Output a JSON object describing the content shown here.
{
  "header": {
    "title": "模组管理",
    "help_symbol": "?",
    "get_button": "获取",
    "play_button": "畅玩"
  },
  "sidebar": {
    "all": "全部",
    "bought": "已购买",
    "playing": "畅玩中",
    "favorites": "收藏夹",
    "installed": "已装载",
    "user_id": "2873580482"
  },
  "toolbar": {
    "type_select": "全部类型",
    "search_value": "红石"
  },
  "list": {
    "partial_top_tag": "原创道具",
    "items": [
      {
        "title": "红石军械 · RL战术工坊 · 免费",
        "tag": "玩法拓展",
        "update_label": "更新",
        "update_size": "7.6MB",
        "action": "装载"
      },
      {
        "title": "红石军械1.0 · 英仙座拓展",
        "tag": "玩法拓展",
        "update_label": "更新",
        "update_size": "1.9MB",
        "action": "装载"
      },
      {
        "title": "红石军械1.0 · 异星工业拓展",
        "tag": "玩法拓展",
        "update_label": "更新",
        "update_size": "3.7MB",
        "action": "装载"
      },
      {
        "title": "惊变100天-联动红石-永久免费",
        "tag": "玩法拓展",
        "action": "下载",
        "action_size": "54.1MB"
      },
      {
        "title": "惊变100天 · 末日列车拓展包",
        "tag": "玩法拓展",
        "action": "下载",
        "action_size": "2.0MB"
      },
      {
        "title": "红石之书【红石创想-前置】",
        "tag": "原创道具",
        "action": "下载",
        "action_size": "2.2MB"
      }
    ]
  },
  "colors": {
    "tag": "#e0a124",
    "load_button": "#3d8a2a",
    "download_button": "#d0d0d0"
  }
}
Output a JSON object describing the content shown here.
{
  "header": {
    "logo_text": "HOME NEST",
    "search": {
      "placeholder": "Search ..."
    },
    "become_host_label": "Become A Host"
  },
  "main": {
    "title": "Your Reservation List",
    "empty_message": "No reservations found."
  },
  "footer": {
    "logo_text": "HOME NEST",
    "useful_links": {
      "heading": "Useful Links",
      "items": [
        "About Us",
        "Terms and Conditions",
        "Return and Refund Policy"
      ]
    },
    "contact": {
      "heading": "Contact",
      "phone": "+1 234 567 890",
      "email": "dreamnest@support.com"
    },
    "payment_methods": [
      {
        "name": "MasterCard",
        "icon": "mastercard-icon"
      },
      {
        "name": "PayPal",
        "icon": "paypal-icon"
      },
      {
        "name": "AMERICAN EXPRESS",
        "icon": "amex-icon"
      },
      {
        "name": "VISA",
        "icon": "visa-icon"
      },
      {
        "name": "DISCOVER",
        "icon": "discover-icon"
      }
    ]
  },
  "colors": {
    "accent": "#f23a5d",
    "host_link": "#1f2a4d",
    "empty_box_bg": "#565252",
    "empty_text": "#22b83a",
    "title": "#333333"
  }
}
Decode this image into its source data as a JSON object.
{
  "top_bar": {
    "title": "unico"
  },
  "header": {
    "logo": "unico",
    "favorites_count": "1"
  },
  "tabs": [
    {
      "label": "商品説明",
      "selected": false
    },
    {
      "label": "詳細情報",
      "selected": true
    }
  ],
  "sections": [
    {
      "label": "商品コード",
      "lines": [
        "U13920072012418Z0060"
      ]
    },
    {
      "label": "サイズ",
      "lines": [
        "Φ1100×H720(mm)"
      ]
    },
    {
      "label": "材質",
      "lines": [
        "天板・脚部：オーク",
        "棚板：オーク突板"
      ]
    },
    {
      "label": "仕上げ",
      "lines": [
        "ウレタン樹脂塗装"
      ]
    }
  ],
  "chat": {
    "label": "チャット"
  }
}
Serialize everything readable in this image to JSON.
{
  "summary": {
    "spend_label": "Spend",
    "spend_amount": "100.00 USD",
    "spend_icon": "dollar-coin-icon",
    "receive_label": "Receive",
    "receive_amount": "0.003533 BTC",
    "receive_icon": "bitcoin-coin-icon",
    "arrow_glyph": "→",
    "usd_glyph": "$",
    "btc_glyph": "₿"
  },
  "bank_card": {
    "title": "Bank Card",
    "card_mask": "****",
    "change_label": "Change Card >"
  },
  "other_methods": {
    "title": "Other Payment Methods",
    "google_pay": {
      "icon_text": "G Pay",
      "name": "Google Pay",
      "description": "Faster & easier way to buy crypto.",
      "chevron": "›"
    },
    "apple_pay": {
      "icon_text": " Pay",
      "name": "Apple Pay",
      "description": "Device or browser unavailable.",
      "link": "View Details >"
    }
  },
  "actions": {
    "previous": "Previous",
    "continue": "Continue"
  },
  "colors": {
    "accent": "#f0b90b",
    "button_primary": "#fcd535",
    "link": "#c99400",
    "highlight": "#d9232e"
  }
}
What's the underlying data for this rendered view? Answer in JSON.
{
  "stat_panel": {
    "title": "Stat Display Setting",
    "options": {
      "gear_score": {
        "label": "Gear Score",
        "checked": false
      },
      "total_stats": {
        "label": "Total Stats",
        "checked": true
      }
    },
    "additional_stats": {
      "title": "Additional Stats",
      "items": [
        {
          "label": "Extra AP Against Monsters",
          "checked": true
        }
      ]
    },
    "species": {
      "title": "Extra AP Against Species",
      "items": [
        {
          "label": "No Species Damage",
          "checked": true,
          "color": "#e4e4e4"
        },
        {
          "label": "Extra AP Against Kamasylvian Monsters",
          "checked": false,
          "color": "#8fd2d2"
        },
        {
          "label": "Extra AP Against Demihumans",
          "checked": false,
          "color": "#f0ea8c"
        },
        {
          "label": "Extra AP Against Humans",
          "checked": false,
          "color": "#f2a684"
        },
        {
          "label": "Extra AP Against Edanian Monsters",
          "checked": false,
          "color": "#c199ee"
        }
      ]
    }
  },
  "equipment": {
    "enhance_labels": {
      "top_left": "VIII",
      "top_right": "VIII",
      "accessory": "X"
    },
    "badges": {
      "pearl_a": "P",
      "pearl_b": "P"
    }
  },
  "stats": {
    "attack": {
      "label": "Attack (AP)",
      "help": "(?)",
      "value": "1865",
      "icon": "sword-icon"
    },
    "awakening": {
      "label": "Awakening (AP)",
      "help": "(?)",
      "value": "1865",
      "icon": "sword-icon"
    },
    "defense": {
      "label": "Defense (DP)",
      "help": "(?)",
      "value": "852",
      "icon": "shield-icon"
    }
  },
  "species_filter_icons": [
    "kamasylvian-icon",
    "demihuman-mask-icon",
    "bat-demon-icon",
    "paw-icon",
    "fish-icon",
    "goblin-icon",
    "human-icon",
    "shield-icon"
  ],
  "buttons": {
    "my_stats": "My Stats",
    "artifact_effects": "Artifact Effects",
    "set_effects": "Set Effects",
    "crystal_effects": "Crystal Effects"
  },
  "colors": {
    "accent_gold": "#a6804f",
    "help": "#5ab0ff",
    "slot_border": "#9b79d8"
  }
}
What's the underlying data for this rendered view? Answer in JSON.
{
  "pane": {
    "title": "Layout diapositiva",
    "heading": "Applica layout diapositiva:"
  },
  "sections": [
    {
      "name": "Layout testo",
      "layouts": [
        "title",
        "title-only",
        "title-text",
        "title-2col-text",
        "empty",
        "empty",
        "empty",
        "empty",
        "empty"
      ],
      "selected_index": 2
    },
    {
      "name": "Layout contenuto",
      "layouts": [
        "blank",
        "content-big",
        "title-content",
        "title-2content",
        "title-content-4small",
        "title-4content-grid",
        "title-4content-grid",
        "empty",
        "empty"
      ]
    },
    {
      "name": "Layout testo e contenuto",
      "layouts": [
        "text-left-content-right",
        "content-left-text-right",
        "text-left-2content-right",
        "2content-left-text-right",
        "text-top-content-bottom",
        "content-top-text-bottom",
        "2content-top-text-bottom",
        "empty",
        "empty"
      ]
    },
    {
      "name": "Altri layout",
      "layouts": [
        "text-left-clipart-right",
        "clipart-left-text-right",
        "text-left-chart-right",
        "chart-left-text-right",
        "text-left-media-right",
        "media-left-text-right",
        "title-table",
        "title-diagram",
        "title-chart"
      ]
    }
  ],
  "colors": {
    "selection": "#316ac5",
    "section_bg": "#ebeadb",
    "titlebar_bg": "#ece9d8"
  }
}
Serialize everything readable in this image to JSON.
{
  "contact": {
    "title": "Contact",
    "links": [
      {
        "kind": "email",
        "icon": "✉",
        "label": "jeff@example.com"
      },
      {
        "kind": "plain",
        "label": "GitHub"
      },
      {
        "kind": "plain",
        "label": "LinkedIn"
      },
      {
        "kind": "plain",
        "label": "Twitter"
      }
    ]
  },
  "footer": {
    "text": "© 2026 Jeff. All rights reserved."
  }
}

---+---

For the listing above, give the number of lines in which the string "description" occurs, and nothing else.

2